Task description >> Below is a block of records; reproduce all of them exactly and leave out any pictures.

Records shown >>
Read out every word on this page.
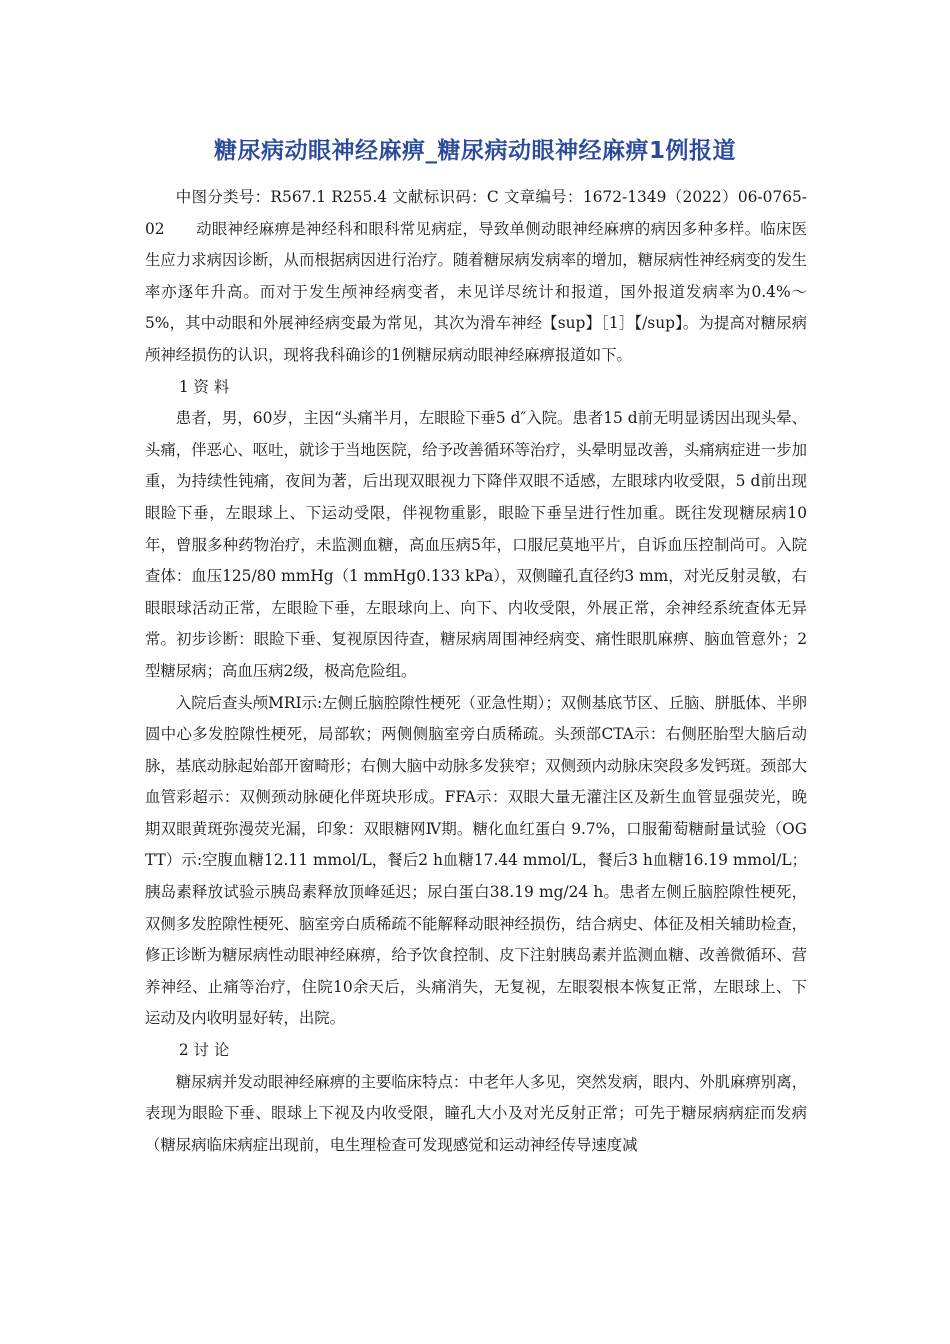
糖尿病动眼神经麻痹_糖尿病动眼神经麻痹1例报道

中图分类号：R567.1 R255.4 文献标识码：C 文章编号：1672-1349（2022）06-0765-02　　动眼神经麻痹是神经科和眼科常见病症，导致单侧动眼神经麻痹的病因多种多样。临床医生应力求病因诊断，从而根据病因进行治疗。随着糖尿病发病率的增加，糖尿病性神经病变的发生率亦逐年升高。而对于发生颅神经病变者，未见详尽统计和报道，国外报道发病率为0.4%～5%，其中动眼和外展神经病变最为常见，其次为滑车神经【sup】［1］【/sup】。为提高对糖尿病颅神经损伤的认识，现将我科确诊的1例糖尿病动眼神经麻痹报道如下。

1 资 料

患者，男，60岁，主因“头痛半月，左眼睑下垂5 d″入院。患者15 d前无明显诱因出现头晕、头痛，伴恶心、呕吐，就诊于当地医院，给予改善循环等治疗，头晕明显改善，头痛病症进一步加重，为持续性钝痛，夜间为著，后出现双眼视力下降伴双眼不适感，左眼球内收受限，5 d前出现眼睑下垂，左眼球上、下运动受限，伴视物重影，眼睑下垂呈进行性加重。既往发现糖尿病10年，曾服多种药物治疗，未监测血糖，高血压病5年，口服尼莫地平片，自诉血压控制尚可。入院查体：血压125/80 mmHg（1 mmHg0.133 kPa），双侧瞳孔直径约3 mm，对光反射灵敏，右眼眼球活动正常，左眼睑下垂，左眼球向上、向下、内收受限，外展正常，余神经系统查体无异常。初步诊断：眼睑下垂、复视原因待查，糖尿病周围神经病变、痛性眼肌麻痹、脑血管意外；2型糖尿病；高血压病2级，极高危险组。

入院后查头颅MRI示:左侧丘脑腔隙性梗死（亚急性期）；双侧基底节区、丘脑、胼胝体、半卵圆中心多发腔隙性梗死，局部软；两侧侧脑室旁白质稀疏。头颈部CTA示：右侧胚胎型大脑后动脉，基底动脉起始部开窗畸形；右侧大脑中动脉多发狭窄；双侧颈内动脉床突段多发钙斑。颈部大血管彩超示：双侧颈动脉硬化伴斑块形成。FFA示：双眼大量无灌注区及新生血管显强荧光，晚期双眼黄斑弥漫荧光漏，印象：双眼糖网Ⅳ期。糖化血红蛋白 9.7%，口服葡萄糖耐量试验（OGTT）示:空腹血糖12.11 mmol/L，餐后2 h血糖17.44 mmol/L，餐后3 h血糖16.19 mmol/L；胰岛素释放试验示胰岛素释放顶峰延迟；尿白蛋白38.19 mg/24 h。患者左侧丘脑腔隙性梗死，双侧多发腔隙性梗死、脑室旁白质稀疏不能解释动眼神经损伤，结合病史、体征及相关辅助检查，修正诊断为糖尿病性动眼神经麻痹，给予饮食控制、皮下注射胰岛素并监测血糖、改善微循环、营养神经、止痛等治疗，住院10余天后，头痛消失，无复视，左眼裂根本恢复正常，左眼球上、下运动及内收明显好转，出院。

2 讨 论

糖尿病并发动眼神经麻痹的主要临床特点：中老年人多见，突然发病，眼内、外肌麻痹别离，表现为眼睑下垂、眼球上下视及内收受限，瞳孔大小及对光反射正常；可先于糖尿病病症而发病（糖尿病临床病症出现前，电生理检查可发现感觉和运动神经传导速度减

Result >>
Read out every word on this page.
糖尿病动眼神经麻痹_糖尿病动眼神经麻痹1例报道

中图分类号：R567.1 R255.4 文献标识码：C 文章编号：1672-1349（2022）06-0765-02　　动眼神经麻痹是神经科和眼科常见病症，导致单侧动眼神经麻痹的病因多种多样。临床医生应力求病因诊断，从而根据病因进行治疗。随着糖尿病发病率的增加，糖尿病性神经病变的发生率亦逐年升高。而对于发生颅神经病变者，未见详尽统计和报道，国外报道发病率为0.4%～5%，其中动眼和外展神经病变最为常见，其次为滑车神经【sup】［1］【/sup】。为提高对糖尿病颅神经损伤的认识，现将我科确诊的1例糖尿病动眼神经麻痹报道如下。

1 资 料

患者，男，60岁，主因“头痛半月，左眼睑下垂5 d″入院。患者15 d前无明显诱因出现头晕、头痛，伴恶心、呕吐，就诊于当地医院，给予改善循环等治疗，头晕明显改善，头痛病症进一步加重，为持续性钝痛，夜间为著，后出现双眼视力下降伴双眼不适感，左眼球内收受限，5 d前出现眼睑下垂，左眼球上、下运动受限，伴视物重影，眼睑下垂呈进行性加重。既往发现糖尿病10年，曾服多种药物治疗，未监测血糖，高血压病5年，口服尼莫地平片，自诉血压控制尚可。入院查体：血压125/80 mmHg（1 mmHg0.133 kPa），双侧瞳孔直径约3 mm，对光反射灵敏，右眼眼球活动正常，左眼睑下垂，左眼球向上、向下、内收受限，外展正常，余神经系统查体无异常。初步诊断：眼睑下垂、复视原因待查，糖尿病周围神经病变、痛性眼肌麻痹、脑血管意外；2型糖尿病；高血压病2级，极高危险组。

入院后查头颅MRI示:左侧丘脑腔隙性梗死（亚急性期）；双侧基底节区、丘脑、胼胝体、半卵圆中心多发腔隙性梗死，局部软；两侧侧脑室旁白质稀疏。头颈部CTA示：右侧胚胎型大脑后动脉，基底动脉起始部开窗畸形；右侧大脑中动脉多发狭窄；双侧颈内动脉床突段多发钙斑。颈部大血管彩超示：双侧颈动脉硬化伴斑块形成。FFA示：双眼大量无灌注区及新生血管显强荧光，晚期双眼黄斑弥漫荧光漏，印象：双眼糖网Ⅳ期。糖化血红蛋白 9.7%，口服葡萄糖耐量试验（OGTT）示:空腹血糖12.11 mmol/L，餐后2 h血糖17.44 mmol/L，餐后3 h血糖16.19 mmol/L；胰岛素释放试验示胰岛素释放顶峰延迟；尿白蛋白38.19 mg/24 h。患者左侧丘脑腔隙性梗死，双侧多发腔隙性梗死、脑室旁白质稀疏不能解释动眼神经损伤，结合病史、体征及相关辅助检查，修正诊断为糖尿病性动眼神经麻痹，给予饮食控制、皮下注射胰岛素并监测血糖、改善微循环、营养神经、止痛等治疗，住院10余天后，头痛消失，无复视，左眼裂根本恢复正常，左眼球上、下运动及内收明显好转，出院。

2 讨 论

糖尿病并发动眼神经麻痹的主要临床特点：中老年人多见，突然发病，眼内、外肌麻痹别离，表现为眼睑下垂、眼球上下视及内收受限，瞳孔大小及对光反射正常；可先于糖尿病病症而发病（糖尿病临床病症出现前，电生理检查可发现感觉和运动神经传导速度减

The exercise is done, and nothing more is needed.